» **DATA PROVIDED**:
>>

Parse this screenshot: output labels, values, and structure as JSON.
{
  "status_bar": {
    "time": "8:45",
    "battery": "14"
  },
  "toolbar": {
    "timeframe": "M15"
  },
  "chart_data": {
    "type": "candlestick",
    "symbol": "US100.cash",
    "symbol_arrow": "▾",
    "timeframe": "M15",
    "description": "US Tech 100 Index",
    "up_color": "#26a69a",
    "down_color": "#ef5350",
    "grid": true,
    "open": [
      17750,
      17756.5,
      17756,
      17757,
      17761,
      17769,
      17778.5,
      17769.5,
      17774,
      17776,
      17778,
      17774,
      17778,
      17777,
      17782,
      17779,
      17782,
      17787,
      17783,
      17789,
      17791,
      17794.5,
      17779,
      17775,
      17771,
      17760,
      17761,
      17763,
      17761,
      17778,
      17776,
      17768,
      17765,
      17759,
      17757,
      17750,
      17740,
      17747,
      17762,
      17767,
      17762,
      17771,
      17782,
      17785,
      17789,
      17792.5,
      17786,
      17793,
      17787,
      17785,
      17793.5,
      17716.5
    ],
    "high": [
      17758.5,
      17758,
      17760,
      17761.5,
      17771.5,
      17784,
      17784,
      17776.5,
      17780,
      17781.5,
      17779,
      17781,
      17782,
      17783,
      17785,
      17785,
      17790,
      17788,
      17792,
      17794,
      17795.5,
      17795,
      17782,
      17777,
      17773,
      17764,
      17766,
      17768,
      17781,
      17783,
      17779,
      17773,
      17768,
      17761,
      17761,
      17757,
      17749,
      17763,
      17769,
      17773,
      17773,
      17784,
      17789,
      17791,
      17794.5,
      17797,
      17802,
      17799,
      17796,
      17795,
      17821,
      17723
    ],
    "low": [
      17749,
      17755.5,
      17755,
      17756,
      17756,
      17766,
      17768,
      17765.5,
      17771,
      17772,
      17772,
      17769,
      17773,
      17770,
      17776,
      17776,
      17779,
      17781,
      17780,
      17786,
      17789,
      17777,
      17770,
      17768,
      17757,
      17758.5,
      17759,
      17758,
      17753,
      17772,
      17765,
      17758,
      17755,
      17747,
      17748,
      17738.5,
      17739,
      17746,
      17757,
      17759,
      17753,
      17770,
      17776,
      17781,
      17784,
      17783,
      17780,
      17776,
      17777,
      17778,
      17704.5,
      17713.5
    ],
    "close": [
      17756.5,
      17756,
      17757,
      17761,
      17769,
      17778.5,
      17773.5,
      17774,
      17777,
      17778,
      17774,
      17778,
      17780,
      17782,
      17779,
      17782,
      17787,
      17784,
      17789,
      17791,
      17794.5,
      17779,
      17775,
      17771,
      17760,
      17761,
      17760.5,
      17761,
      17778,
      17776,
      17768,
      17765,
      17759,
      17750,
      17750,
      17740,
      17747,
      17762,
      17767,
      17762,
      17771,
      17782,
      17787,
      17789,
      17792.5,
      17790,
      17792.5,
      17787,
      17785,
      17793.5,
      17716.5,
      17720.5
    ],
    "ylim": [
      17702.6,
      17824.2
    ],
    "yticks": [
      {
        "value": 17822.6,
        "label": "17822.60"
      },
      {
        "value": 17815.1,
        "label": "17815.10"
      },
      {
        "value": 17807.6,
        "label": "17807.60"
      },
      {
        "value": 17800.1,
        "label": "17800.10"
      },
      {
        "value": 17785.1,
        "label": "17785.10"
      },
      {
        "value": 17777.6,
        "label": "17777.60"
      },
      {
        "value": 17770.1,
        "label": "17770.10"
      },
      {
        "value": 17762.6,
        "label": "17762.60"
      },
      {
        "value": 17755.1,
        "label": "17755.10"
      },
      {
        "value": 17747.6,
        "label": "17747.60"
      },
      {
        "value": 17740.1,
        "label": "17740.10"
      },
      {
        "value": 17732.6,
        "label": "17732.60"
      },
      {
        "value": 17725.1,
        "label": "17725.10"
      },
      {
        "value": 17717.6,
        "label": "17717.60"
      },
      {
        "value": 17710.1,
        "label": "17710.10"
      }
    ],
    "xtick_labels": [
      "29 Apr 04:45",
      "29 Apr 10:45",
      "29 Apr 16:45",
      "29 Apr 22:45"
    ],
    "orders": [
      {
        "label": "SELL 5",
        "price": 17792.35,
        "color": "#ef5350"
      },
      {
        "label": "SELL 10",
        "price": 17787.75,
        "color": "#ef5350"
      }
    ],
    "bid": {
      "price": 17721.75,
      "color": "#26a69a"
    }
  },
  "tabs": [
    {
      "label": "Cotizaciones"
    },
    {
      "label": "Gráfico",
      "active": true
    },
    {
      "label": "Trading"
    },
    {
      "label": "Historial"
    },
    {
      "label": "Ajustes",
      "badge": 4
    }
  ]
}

<<

» **SHORT EXERCISE**:
Go through the material above and count the lines that contain "price"; give that number alone.

» **RESPONSE TO THE EXERCISE**:
3